■ Short exercise
Below are the records. Count the lines containing the string "this", and reply with the number alone.

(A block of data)
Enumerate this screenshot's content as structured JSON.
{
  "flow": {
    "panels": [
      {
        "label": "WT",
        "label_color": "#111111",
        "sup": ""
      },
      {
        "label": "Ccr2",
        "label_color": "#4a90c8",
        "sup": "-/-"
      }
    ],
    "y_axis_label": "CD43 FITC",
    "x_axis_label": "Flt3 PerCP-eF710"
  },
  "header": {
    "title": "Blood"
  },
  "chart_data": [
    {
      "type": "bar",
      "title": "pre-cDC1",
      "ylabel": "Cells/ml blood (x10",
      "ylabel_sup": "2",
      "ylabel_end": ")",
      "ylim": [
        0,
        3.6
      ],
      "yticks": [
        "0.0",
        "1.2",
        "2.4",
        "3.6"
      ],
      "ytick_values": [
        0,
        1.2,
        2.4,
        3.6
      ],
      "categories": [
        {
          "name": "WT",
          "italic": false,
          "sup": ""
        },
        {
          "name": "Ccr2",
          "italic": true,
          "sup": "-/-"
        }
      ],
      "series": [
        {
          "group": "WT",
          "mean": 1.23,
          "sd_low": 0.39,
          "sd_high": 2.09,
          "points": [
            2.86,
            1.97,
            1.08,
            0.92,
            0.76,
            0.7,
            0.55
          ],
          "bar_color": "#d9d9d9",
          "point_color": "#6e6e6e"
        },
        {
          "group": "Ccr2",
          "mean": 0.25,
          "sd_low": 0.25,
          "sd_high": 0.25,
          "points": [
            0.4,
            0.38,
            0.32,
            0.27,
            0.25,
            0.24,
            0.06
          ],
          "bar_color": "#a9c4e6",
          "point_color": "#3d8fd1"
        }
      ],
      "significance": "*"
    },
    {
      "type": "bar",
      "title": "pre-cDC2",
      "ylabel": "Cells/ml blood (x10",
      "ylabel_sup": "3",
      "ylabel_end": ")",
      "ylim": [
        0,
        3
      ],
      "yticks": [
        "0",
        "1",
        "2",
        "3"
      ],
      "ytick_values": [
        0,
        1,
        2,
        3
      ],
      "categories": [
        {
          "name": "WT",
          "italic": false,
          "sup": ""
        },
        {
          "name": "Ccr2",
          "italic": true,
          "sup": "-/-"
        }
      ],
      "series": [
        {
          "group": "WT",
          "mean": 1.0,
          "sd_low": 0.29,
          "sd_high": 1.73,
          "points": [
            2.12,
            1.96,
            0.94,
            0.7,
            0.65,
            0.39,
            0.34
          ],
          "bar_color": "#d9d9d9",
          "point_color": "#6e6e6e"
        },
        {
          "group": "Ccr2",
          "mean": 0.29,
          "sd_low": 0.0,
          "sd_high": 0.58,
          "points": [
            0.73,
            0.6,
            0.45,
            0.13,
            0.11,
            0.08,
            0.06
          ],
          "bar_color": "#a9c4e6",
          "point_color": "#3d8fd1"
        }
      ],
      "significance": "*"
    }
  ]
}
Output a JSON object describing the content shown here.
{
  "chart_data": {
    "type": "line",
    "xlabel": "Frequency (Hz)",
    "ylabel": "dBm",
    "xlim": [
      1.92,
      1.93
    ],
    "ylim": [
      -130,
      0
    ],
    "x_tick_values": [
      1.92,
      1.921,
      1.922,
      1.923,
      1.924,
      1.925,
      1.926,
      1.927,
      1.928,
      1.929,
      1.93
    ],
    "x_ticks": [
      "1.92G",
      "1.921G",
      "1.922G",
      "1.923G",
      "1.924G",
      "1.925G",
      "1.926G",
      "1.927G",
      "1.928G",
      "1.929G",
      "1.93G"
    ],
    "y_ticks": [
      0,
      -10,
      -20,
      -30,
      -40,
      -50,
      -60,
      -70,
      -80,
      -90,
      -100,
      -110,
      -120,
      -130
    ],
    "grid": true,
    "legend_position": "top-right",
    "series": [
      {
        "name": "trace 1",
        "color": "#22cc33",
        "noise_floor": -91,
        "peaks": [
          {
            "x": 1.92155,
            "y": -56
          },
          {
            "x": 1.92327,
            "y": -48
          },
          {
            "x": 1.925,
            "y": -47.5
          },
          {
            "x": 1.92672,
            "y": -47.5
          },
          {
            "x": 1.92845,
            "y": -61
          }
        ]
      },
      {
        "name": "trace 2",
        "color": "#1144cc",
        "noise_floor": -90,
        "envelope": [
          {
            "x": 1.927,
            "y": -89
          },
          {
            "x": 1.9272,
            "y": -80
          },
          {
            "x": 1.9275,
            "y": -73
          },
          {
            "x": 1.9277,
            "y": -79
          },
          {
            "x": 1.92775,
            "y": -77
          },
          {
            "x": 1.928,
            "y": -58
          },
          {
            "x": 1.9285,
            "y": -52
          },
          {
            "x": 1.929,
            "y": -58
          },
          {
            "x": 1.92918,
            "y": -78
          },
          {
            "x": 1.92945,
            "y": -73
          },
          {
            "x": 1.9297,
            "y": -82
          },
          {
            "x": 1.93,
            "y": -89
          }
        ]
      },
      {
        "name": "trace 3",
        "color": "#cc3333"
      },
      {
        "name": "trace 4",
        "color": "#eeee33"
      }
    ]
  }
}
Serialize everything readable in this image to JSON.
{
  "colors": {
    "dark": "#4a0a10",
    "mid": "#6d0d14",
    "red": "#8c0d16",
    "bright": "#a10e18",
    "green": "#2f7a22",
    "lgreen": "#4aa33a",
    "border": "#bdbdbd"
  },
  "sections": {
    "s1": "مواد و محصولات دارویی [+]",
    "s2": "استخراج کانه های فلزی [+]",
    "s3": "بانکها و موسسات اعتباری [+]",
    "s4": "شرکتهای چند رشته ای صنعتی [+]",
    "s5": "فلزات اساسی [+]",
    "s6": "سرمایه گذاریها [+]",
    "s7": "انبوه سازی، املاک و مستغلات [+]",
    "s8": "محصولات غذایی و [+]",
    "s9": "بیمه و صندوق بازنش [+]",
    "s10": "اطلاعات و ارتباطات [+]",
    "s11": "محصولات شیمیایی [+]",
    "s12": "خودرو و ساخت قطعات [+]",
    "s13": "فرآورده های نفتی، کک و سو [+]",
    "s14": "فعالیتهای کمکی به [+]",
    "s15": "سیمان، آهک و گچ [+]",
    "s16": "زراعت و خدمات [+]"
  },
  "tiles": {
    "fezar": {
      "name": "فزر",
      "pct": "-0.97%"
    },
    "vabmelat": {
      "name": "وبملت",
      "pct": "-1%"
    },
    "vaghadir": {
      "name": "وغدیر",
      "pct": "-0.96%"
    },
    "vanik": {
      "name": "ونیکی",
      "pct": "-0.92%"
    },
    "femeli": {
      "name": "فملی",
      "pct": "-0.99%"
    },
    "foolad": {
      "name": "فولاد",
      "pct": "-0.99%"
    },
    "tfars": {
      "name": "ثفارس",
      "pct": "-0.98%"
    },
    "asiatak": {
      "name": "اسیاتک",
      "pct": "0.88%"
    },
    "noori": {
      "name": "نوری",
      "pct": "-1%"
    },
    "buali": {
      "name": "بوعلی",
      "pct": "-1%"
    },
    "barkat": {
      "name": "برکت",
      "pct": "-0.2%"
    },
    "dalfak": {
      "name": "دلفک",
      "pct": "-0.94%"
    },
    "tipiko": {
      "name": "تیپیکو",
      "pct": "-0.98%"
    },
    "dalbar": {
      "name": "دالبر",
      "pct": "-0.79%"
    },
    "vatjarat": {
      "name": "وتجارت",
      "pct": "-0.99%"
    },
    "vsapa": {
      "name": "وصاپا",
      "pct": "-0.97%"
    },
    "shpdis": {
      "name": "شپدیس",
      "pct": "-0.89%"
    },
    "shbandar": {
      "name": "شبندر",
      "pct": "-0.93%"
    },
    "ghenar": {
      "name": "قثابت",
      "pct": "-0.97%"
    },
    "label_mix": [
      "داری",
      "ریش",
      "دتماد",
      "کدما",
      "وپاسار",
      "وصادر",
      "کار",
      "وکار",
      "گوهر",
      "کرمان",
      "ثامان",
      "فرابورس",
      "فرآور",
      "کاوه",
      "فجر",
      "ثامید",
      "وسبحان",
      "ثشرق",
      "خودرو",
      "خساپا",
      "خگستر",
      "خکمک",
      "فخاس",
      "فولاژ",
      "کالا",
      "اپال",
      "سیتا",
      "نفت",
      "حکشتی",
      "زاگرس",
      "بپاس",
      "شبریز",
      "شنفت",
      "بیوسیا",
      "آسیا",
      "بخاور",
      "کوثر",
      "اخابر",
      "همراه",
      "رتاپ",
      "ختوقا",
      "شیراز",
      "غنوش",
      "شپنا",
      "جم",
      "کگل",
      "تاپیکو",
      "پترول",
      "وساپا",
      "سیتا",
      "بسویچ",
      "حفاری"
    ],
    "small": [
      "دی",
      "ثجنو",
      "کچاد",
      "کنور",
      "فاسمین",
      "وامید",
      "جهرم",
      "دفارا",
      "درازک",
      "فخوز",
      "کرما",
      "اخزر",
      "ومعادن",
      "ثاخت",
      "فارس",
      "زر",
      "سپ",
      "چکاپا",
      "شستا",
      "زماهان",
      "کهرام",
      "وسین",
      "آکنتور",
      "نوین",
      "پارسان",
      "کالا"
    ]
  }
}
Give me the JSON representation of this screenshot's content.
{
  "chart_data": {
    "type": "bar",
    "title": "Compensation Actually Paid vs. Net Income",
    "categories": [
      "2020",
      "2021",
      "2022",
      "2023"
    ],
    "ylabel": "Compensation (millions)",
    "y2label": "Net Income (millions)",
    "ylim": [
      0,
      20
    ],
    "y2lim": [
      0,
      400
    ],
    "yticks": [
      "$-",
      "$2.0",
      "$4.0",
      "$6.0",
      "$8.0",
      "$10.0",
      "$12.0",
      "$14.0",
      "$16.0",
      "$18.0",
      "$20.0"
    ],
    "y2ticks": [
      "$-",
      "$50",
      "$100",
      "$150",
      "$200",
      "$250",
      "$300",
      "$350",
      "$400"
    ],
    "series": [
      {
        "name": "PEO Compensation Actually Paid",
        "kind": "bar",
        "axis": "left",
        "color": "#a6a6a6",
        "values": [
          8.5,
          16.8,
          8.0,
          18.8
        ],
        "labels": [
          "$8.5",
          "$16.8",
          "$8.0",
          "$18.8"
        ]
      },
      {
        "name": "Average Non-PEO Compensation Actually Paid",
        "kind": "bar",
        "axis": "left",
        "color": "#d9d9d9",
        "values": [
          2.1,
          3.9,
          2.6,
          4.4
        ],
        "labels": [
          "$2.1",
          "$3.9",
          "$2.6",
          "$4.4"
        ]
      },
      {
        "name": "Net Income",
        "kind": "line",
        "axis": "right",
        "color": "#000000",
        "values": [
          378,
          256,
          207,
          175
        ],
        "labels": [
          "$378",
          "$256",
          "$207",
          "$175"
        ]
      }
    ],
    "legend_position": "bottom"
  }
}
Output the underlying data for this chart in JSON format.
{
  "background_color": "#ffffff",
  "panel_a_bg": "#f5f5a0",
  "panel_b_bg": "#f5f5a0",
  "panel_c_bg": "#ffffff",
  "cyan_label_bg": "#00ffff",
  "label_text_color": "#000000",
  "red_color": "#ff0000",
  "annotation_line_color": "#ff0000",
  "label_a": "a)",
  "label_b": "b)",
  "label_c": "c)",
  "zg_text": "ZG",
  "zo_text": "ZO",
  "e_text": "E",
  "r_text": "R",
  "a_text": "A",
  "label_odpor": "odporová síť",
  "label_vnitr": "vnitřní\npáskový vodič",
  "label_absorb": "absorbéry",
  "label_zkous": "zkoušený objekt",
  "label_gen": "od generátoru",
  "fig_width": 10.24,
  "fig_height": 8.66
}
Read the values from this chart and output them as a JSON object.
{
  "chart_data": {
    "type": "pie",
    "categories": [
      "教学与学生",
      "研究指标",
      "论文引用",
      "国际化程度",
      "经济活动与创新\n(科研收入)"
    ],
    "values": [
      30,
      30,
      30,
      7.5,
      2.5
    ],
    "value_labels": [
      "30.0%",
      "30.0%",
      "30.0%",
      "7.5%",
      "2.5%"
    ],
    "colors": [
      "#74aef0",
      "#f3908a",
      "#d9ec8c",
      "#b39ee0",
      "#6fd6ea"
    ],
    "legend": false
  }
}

■ Answer to the task
5